Gather every line in the entries below that contains the string "button", and copy each of those lines.

===== ROWS

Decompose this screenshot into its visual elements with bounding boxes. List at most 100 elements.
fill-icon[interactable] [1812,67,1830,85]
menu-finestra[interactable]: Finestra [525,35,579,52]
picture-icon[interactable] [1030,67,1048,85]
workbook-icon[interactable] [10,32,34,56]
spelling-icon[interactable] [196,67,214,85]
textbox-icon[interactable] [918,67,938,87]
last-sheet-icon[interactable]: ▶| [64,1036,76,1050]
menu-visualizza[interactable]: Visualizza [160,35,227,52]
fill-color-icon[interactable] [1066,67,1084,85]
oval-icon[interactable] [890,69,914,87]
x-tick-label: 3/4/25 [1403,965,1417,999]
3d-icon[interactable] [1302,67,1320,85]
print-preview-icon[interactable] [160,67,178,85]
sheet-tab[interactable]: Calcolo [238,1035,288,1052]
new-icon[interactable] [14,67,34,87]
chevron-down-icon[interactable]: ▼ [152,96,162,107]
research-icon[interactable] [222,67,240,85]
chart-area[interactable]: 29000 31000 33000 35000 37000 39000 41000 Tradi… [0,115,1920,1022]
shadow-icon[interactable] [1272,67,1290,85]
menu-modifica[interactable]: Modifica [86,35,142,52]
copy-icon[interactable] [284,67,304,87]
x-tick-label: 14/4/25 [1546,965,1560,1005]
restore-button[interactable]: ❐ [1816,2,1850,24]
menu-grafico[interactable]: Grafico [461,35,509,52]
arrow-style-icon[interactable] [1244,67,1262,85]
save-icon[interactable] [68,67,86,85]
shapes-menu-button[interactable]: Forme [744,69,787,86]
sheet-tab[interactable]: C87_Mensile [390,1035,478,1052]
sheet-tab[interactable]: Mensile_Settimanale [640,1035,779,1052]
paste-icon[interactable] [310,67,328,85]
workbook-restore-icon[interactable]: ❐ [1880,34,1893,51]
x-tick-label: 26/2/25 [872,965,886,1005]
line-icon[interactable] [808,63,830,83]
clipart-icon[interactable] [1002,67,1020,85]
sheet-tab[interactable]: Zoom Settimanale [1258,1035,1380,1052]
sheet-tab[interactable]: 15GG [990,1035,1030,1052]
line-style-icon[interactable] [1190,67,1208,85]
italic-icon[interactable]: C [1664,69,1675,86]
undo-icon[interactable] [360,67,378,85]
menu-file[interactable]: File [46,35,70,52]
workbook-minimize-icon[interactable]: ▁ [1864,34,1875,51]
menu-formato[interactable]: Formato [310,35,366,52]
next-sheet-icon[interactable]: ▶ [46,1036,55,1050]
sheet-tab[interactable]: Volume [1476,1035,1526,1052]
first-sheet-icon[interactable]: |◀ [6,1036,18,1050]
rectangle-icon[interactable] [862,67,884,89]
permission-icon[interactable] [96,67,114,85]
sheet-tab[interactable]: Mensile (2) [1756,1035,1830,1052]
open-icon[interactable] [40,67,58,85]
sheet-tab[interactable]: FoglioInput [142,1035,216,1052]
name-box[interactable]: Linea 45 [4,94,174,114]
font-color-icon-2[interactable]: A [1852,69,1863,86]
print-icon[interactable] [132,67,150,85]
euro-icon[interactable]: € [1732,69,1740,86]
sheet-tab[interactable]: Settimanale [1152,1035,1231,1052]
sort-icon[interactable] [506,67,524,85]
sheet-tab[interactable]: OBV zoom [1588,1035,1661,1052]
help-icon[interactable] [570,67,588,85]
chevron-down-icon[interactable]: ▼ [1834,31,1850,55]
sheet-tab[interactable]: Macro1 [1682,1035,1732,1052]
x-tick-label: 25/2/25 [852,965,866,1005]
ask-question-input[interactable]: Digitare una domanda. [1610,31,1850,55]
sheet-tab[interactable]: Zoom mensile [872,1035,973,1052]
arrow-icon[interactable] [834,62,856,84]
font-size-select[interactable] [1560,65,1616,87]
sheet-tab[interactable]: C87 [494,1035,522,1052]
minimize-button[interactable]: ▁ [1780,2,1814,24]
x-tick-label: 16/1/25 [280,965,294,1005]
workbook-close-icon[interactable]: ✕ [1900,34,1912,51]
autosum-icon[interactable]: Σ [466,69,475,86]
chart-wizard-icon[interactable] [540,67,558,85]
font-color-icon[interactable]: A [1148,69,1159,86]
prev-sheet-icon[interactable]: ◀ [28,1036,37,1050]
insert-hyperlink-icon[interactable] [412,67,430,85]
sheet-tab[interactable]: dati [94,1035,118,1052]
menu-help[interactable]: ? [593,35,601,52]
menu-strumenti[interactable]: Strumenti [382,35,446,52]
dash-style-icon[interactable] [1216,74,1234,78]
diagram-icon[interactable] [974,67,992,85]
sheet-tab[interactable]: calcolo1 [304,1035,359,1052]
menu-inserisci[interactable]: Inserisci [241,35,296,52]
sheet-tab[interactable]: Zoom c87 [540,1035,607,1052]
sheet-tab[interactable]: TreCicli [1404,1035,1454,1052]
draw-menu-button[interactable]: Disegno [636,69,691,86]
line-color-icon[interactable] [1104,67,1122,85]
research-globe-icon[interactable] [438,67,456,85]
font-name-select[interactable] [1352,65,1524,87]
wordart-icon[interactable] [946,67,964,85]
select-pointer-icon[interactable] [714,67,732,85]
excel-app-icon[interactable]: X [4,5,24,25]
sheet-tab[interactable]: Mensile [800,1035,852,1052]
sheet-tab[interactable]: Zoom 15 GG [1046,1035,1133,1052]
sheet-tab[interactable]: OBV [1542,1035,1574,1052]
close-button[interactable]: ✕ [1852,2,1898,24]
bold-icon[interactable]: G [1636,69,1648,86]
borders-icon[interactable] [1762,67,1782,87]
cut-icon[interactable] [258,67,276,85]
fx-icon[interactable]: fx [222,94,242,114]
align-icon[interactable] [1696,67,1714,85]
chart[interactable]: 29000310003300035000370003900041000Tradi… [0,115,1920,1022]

==========

## SOLUTION BELOW
restore-button[interactable]: ❐ [1816,2,1850,24]
shapes-menu-button[interactable]: Forme [744,69,787,86]
minimize-button[interactable]: ▁ [1780,2,1814,24]
draw-menu-button[interactable]: Disegno [636,69,691,86]
close-button[interactable]: ✕ [1852,2,1898,24]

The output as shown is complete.